> Provided material
....
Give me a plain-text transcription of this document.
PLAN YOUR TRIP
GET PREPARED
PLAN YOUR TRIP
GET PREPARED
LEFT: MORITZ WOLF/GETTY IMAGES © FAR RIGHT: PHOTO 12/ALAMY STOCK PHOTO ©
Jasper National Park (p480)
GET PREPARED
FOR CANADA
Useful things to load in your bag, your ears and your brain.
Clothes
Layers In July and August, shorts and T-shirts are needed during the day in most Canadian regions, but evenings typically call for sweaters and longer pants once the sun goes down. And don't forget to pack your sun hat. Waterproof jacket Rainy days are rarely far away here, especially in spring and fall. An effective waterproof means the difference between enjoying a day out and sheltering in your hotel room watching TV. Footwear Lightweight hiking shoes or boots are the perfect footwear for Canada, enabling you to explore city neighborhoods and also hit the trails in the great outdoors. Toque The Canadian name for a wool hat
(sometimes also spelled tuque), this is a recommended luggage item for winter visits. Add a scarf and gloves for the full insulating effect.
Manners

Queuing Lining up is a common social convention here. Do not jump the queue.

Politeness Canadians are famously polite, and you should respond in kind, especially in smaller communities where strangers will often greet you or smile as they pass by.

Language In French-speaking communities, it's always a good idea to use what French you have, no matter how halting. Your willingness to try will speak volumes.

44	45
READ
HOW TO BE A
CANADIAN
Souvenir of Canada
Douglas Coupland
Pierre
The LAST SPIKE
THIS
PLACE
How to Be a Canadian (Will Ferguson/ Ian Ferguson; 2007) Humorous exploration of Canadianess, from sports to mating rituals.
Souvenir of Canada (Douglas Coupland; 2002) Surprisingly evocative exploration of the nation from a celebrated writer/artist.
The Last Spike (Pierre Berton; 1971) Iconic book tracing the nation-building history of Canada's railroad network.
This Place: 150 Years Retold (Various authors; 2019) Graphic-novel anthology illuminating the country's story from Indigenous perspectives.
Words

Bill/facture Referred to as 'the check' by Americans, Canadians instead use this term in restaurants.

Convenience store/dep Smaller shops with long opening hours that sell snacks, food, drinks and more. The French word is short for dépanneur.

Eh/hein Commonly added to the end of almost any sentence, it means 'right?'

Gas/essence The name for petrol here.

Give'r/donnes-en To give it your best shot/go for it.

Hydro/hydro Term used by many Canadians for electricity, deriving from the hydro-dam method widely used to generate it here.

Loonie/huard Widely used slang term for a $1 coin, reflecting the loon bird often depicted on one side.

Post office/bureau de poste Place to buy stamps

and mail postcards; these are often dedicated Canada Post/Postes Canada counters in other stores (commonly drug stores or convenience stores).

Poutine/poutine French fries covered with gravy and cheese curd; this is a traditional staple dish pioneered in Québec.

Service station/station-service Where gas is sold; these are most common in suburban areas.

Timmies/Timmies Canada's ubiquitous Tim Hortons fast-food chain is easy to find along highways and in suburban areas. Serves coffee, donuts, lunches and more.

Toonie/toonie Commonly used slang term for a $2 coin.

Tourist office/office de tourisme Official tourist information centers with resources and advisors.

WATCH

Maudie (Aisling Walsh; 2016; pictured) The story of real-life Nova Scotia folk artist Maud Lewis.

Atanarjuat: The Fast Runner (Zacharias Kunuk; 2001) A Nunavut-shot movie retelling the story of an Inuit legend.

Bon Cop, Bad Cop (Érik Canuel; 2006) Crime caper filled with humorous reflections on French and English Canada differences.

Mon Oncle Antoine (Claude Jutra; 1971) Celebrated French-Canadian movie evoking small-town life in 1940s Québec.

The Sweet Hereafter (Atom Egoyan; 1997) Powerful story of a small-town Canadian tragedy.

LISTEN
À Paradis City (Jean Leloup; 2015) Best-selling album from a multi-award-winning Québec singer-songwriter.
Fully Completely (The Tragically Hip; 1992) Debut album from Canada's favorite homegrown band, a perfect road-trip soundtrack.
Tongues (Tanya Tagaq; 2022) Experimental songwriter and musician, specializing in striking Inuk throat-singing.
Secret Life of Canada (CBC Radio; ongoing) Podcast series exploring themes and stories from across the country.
....
> What to work on
Report all lines of the data above that include the string "Douglas".

> Result of this exercise
Douglas Coupland
Souvenir of Canada (Douglas Coupland; 2002) Surprisingly evocative exploration of the nation from a celebrated writer/artist.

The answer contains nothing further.